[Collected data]

•••••

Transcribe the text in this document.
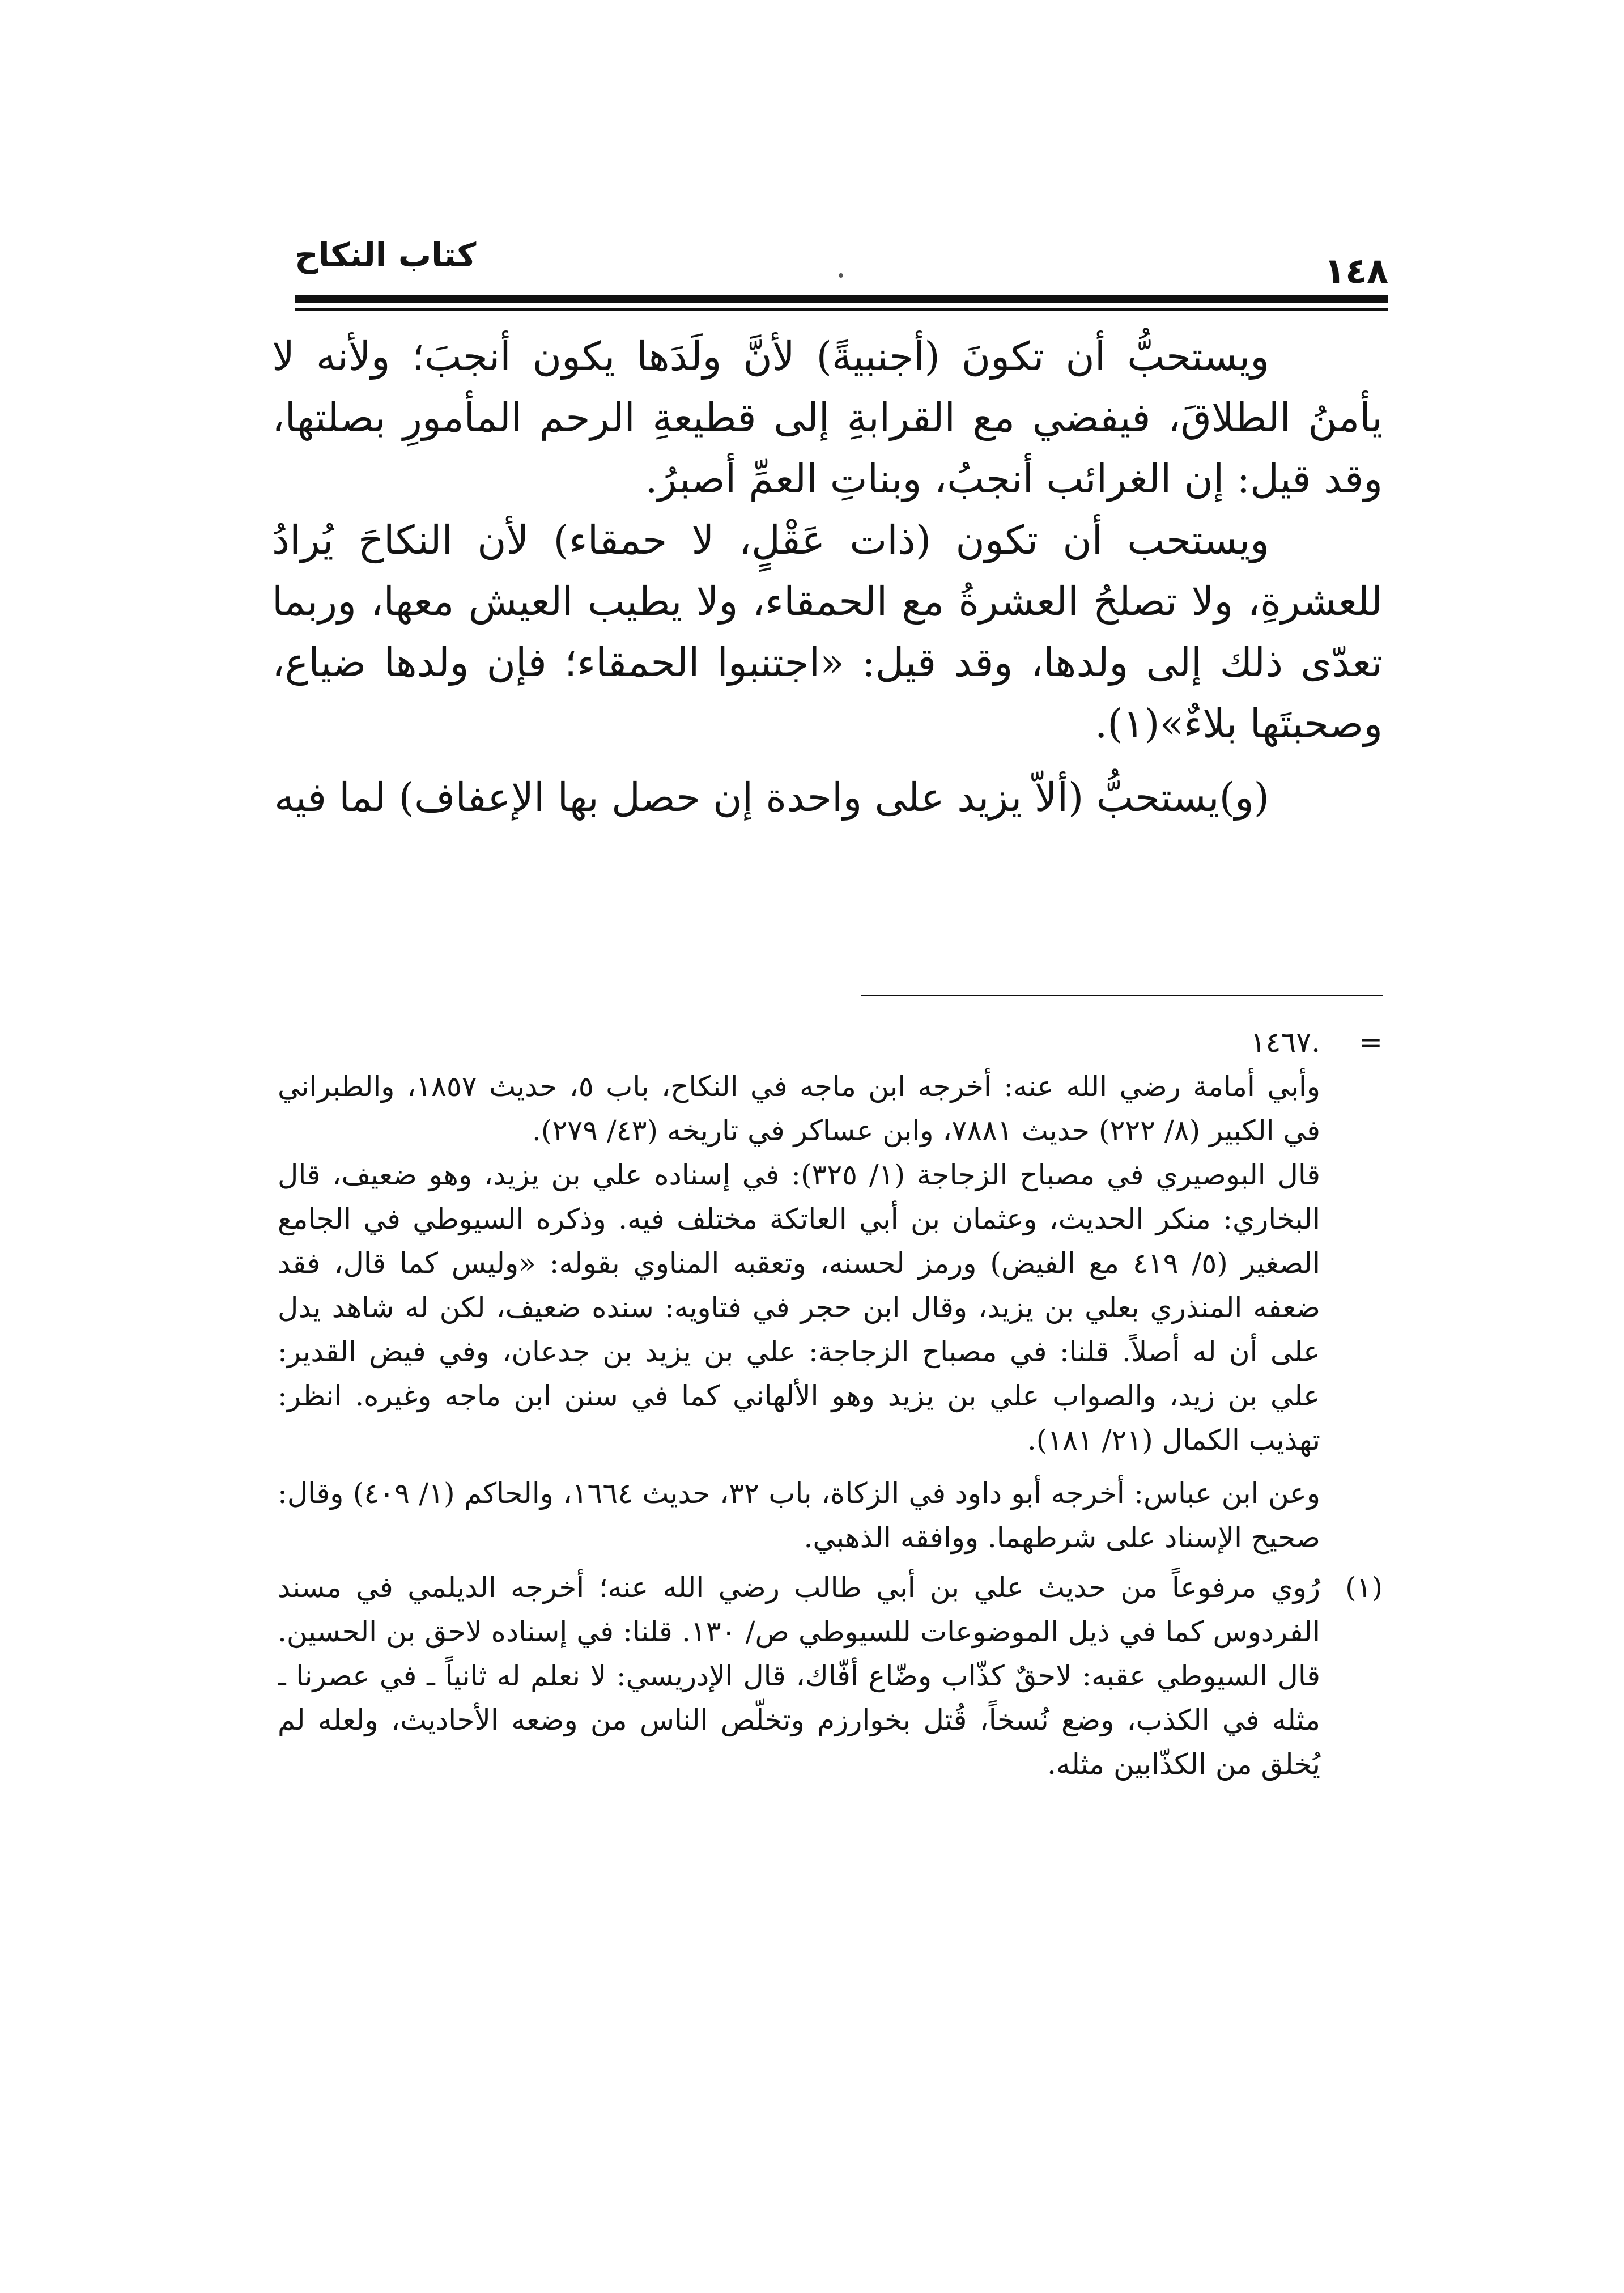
كتاب النكاح	١٤٨

ويستحبُّ أن تكونَ (أجنبيةً) لأنَّ ولَدَها يكون أنجبَ؛ ولأنه لا يأمنُ الطلاقَ، فيفضي مع القرابةِ إلى قطيعةِ الرحم المأمورِ بصلتها، وقد قيل: إن الغرائب أنجبُ، وبناتِ العمِّ أصبرُ.

ويستحب أن تكون (ذات عَقْلٍ، لا حمقاء) لأن النكاحَ يُرادُ للعشرةِ، ولا تصلحُ العشرةُ مع الحمقاء، ولا يطيب العيش معها، وربما تعدّى ذلك إلى ولدها، وقد قيل: «اجتنبوا الحمقاء؛ فإن ولدها ضياع، وصحبتَها بلاءٌ»(١).

(و)يستحبُّ (ألاّ يزيد على واحدة إن حصل بها الإعفاف) لما فيه

=
.١٤٦٧

وأبي أمامة رضي الله عنه: أخرجه ابن ماجه في النكاح، باب ٥، حديث ١٨٥٧، والطبراني في الكبير (٨/ ٢٢٢) حديث ٧٨٨١، وابن عساكر في تاريخه (٤٣/ ٢٧٩).

قال البوصيري في مصباح الزجاجة (١/ ٣٢٥): في إسناده علي بن يزيد، وهو ضعيف، قال البخاري: منكر الحديث، وعثمان بن أبي العاتكة مختلف فيه. وذكره السيوطي في الجامع الصغير (٥/ ٤١٩ مع الفيض) ورمز لحسنه، وتعقبه المناوي بقوله: «وليس كما قال، فقد ضعفه المنذري بعلي بن يزيد، وقال ابن حجر في فتاويه: سنده ضعيف، لكن له شاهد يدل على أن له أصلاً. قلنا: في مصباح الزجاجة: علي بن يزيد بن جدعان، وفي فيض القدير: علي بن زيد، والصواب علي بن يزيد وهو الألهاني كما في سنن ابن ماجه وغيره. انظر: تهذيب الكمال (٢١/ ١٨١).

وعن ابن عباس: أخرجه أبو داود في الزكاة، باب ٣٢، حديث ١٦٦٤، والحاكم (١/ ٤٠٩) وقال: صحيح الإسناد على شرطهما. ووافقه الذهبي.

(١)
رُوي مرفوعاً من حديث علي بن أبي طالب رضي الله عنه؛ أخرجه الديلمي في مسند الفردوس كما في ذيل الموضوعات للسيوطي ص/ ١٣٠. قلنا: في إسناده لاحق بن الحسين. قال السيوطي عقبه: لاحقٌ كذّاب وضّاع أفّاك، قال الإدريسي: لا نعلم له ثانياً ـ في عصرنا ـ مثله في الكذب، وضع نُسخاً، قُتل بخوارزم وتخلّص الناس من وضعه الأحاديث، ولعله لم يُخلق من الكذّابين مثله.
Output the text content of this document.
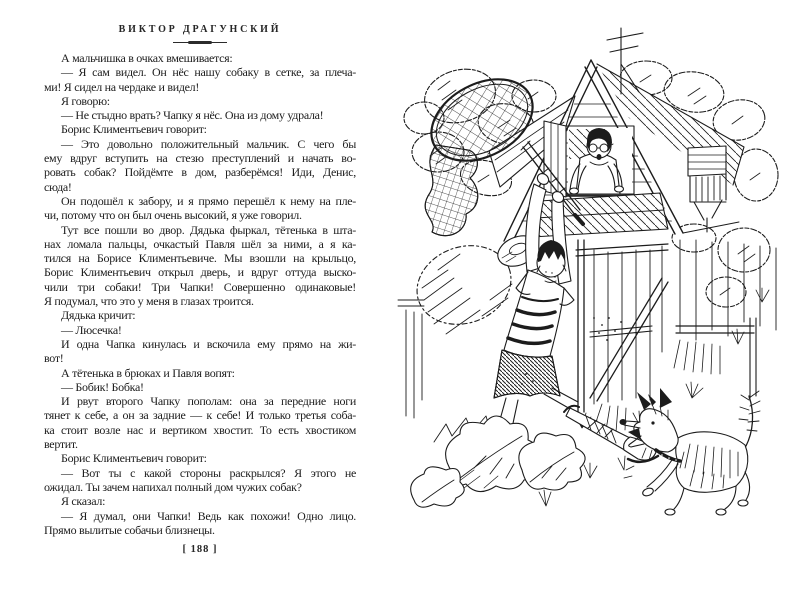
ВИКТОР ДРАГУНСКИЙ
А мальчишка в очках вмешивается:
— Я сам видел. Он нёс нашу собаку в сетке, за плеча-
ми! Я сидел на чердаке и видел!
Я говорю:
— Не стыдно врать? Чапку я нёс. Она из дому удрала!
Борис Климентьевич говорит:
— Это довольно положительный мальчик. С чего бы
ему вдруг вступить на стезю преступлений и начать во-
ровать собак? Пойдёмте в дом, разберёмся! Иди, Денис,
сюда!
Он подошёл к забору, и я прямо перешёл к нему на пле-
чи, потому что он был очень высокий, я уже говорил.
Тут все пошли во двор. Дядька фыркал, тётенька в шта-
нах ломала пальцы, очкастый Павля шёл за ними, а я ка-
тился на Борисе Климентьевиче. Мы взошли на крыльцо,
Борис Климентьевич открыл дверь, и вдруг оттуда выско-
чили три собаки! Три Чапки! Совершенно одинаковые!
Я подумал, что это у меня в глазах троится.
Дядька кричит:
— Люсечка!
И одна Чапка кинулась и вскочила ему прямо на жи-
вот!
А тётенька в брюках и Павля вопят:
— Бобик! Бобка!
И рвут второго Чапку пополам: она за передние ноги
тянет к себе, а он за задние — к себе! И только третья соба-
ка стоит возле нас и вертиком хвостит. То есть хвостиком
вертит.
Борис Климентьевич говорит:
— Вот ты с какой стороны раскрылся? Я этого не
ожидал. Ты зачем напихал полный дом чужих собак?
Я сказал:
— Я думал, они Чапки! Ведь как похожи! Одно лицо.
Прямо вылитые собачьи близнецы.
[ 188 ]
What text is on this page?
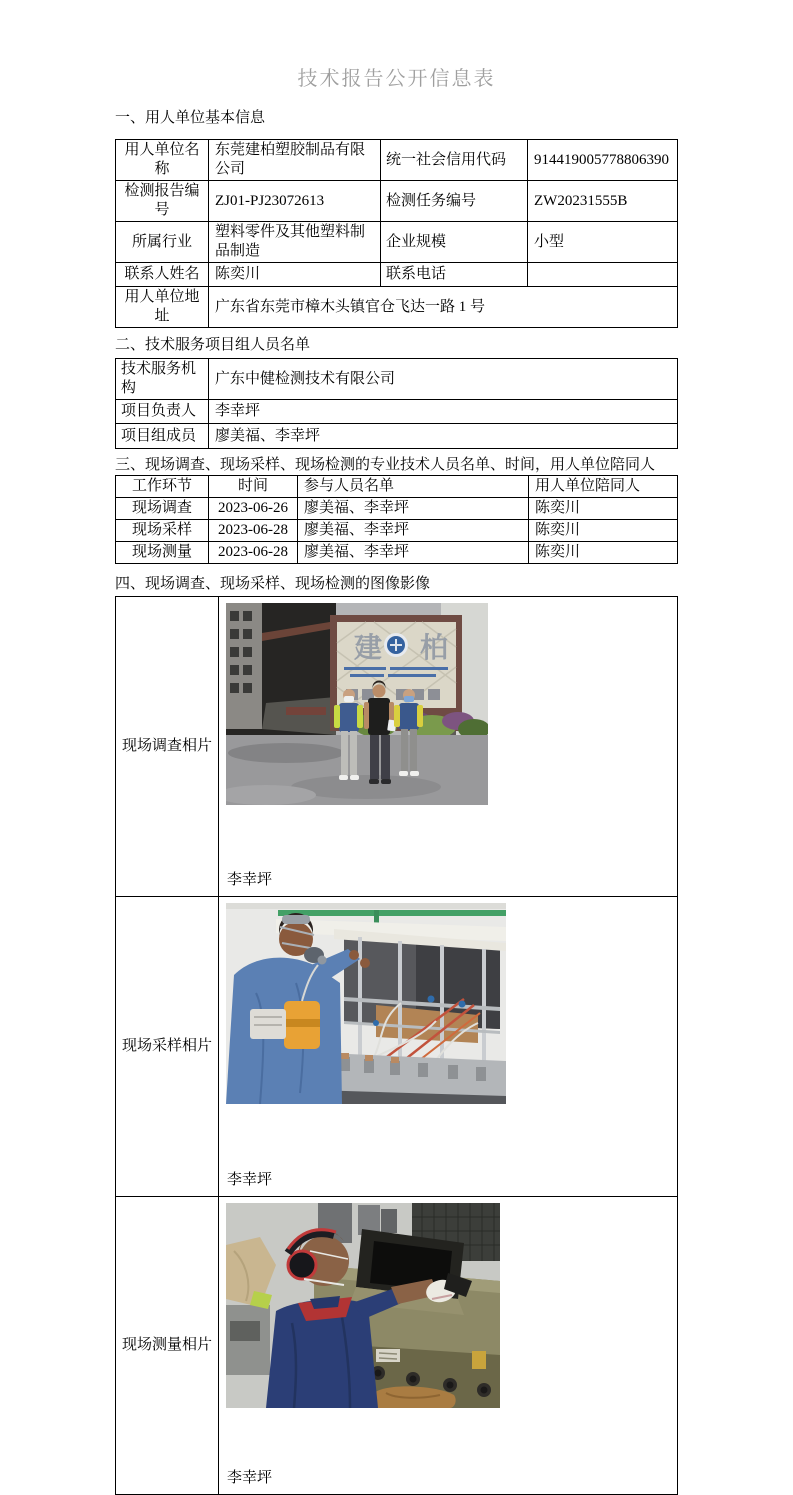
技术报告公开信息表
一、用人单位基本信息
用人单位名称	东莞建柏塑胶制品有限公司	统一社会信用代码	914419005778806390
检测报告编号	ZJ01-PJ23072613	检测任务编号	ZW20231555B
所属行业	塑料零件及其他塑料制品制造	企业规模	小型
联系人姓名	陈奕川	联系电话	
用人单位地址	广东省东莞市樟木头镇官仓飞达一路 1 号		
二、技术服务项目组人员名单
技术服务机构	广东中健检测技术有限公司
项目负责人	李幸坪
项目组成员	廖美福、李幸坪
三、现场调查、现场采样、现场检测的专业技术人员名单、时间，用人单位陪同人
工作环节	时间	参与人员名单	用人单位陪同人
现场调查	2023-06-26	廖美福、李幸坪	陈奕川
现场采样	2023-06-28	廖美福、李幸坪	陈奕川
现场测量	2023-06-28	廖美福、李幸坪	陈奕川
四、现场调查、现场采样、现场检测的图像影像
现场调查相片	建 柏
李幸坪

现场采样相片	李幸坪

现场测量相片	李幸坪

•••••

:: Directions ::
Repeat the listing verbatim. Skip the pictures.

:: Full answer ::
Transcribe the text in this document.
كتاب النكاح	١٤٨

ويستحبُّ أن تكونَ (أجنبيةً) لأنَّ ولَدَها يكون أنجبَ؛ ولأنه لا يأمنُ الطلاقَ، فيفضي مع القرابةِ إلى قطيعةِ الرحم المأمورِ بصلتها، وقد قيل: إن الغرائب أنجبُ، وبناتِ العمِّ أصبرُ.

ويستحب أن تكون (ذات عَقْلٍ، لا حمقاء) لأن النكاحَ يُرادُ للعشرةِ، ولا تصلحُ العشرةُ مع الحمقاء، ولا يطيب العيش معها، وربما تعدّى ذلك إلى ولدها، وقد قيل: «اجتنبوا الحمقاء؛ فإن ولدها ضياع، وصحبتَها بلاءٌ»(١).

(و)يستحبُّ (ألاّ يزيد على واحدة إن حصل بها الإعفاف) لما فيه

=
.١٤٦٧

وأبي أمامة رضي الله عنه: أخرجه ابن ماجه في النكاح، باب ٥، حديث ١٨٥٧، والطبراني في الكبير (٨/ ٢٢٢) حديث ٧٨٨١، وابن عساكر في تاريخه (٤٣/ ٢٧٩).

قال البوصيري في مصباح الزجاجة (١/ ٣٢٥): في إسناده علي بن يزيد، وهو ضعيف، قال البخاري: منكر الحديث، وعثمان بن أبي العاتكة مختلف فيه. وذكره السيوطي في الجامع الصغير (٥/ ٤١٩ مع الفيض) ورمز لحسنه، وتعقبه المناوي بقوله: «وليس كما قال، فقد ضعفه المنذري بعلي بن يزيد، وقال ابن حجر في فتاويه: سنده ضعيف، لكن له شاهد يدل على أن له أصلاً. قلنا: في مصباح الزجاجة: علي بن يزيد بن جدعان، وفي فيض القدير: علي بن زيد، والصواب علي بن يزيد وهو الألهاني كما في سنن ابن ماجه وغيره. انظر: تهذيب الكمال (٢١/ ١٨١).

وعن ابن عباس: أخرجه أبو داود في الزكاة، باب ٣٢، حديث ١٦٦٤، والحاكم (١/ ٤٠٩) وقال: صحيح الإسناد على شرطهما. ووافقه الذهبي.

(١)
رُوي مرفوعاً من حديث علي بن أبي طالب رضي الله عنه؛ أخرجه الديلمي في مسند الفردوس كما في ذيل الموضوعات للسيوطي ص/ ١٣٠. قلنا: في إسناده لاحق بن الحسين. قال السيوطي عقبه: لاحقٌ كذّاب وضّاع أفّاك، قال الإدريسي: لا نعلم له ثانياً ـ في عصرنا ـ مثله في الكذب، وضع نُسخاً، قُتل بخوارزم وتخلّص الناس من وضعه الأحاديث، ولعله لم يُخلق من الكذّابين مثله.
Output the text content of this document.
ВИКТОР ДРАГУНСКИЙ
А мальчишка в очках вмешивается:
— Я сам видел. Он нёс нашу собаку в сетке, за плеча-
ми! Я сидел на чердаке и видел!
Я говорю:
— Не стыдно врать? Чапку я нёс. Она из дому удрала!
Борис Климентьевич говорит:
— Это довольно положительный мальчик. С чего бы
ему вдруг вступить на стезю преступлений и начать во-
ровать собак? Пойдёмте в дом, разберёмся! Иди, Денис,
сюда!
Он подошёл к забору, и я прямо перешёл к нему на пле-
чи, потому что он был очень высокий, я уже говорил.
Тут все пошли во двор. Дядька фыркал, тётенька в шта-
нах ломала пальцы, очкастый Павля шёл за ними, а я ка-
тился на Борисе Климентьевиче. Мы взошли на крыльцо,
Борис Климентьевич открыл дверь, и вдруг оттуда выско-
чили три собаки! Три Чапки! Совершенно одинаковые!
Я подумал, что это у меня в глазах троится.
Дядька кричит:
— Люсечка!
И одна Чапка кинулась и вскочила ему прямо на жи-
вот!
А тётенька в брюках и Павля вопят:
— Бобик! Бобка!
И рвут второго Чапку пополам: она за передние ноги
тянет к себе, а он за задние — к себе! И только третья соба-
ка стоит возле нас и вертиком хвостит. То есть хвостиком
вертит.
Борис Климентьевич говорит:
— Вот ты с какой стороны раскрылся? Я этого не
ожидал. Ты зачем напихал полный дом чужих собак?
Я сказал:
— Я думал, они Чапки! Ведь как похожи! Одно лицо.
Прямо вылитые собачьи близнецы.
[ 188 ]
What text is on this page?
技术报告公开信息表
一、用人单位基本信息
用人单位名称	东莞建柏塑胶制品有限公司	统一社会信用代码	914419005778806390
检测报告编号	ZJ01-PJ23072613	检测任务编号	ZW20231555B
所属行业	塑料零件及其他塑料制品制造	企业规模	小型
联系人姓名	陈奕川	联系电话	
用人单位地址	广东省东莞市樟木头镇官仓飞达一路 1 号		
二、技术服务项目组人员名单
技术服务机构	广东中健检测技术有限公司
项目负责人	李幸坪
项目组成员	廖美福、李幸坪
三、现场调查、现场采样、现场检测的专业技术人员名单、时间，用人单位陪同人
工作环节	时间	参与人员名单	用人单位陪同人
现场调查	2023-06-26	廖美福、李幸坪	陈奕川
现场采样	2023-06-28	廖美福、李幸坪	陈奕川
现场测量	2023-06-28	廖美福、李幸坪	陈奕川
四、现场调查、现场采样、现场检测的图像影像
现场调查相片	建 柏
李幸坪

现场采样相片	李幸坪

现场测量相片	李幸坪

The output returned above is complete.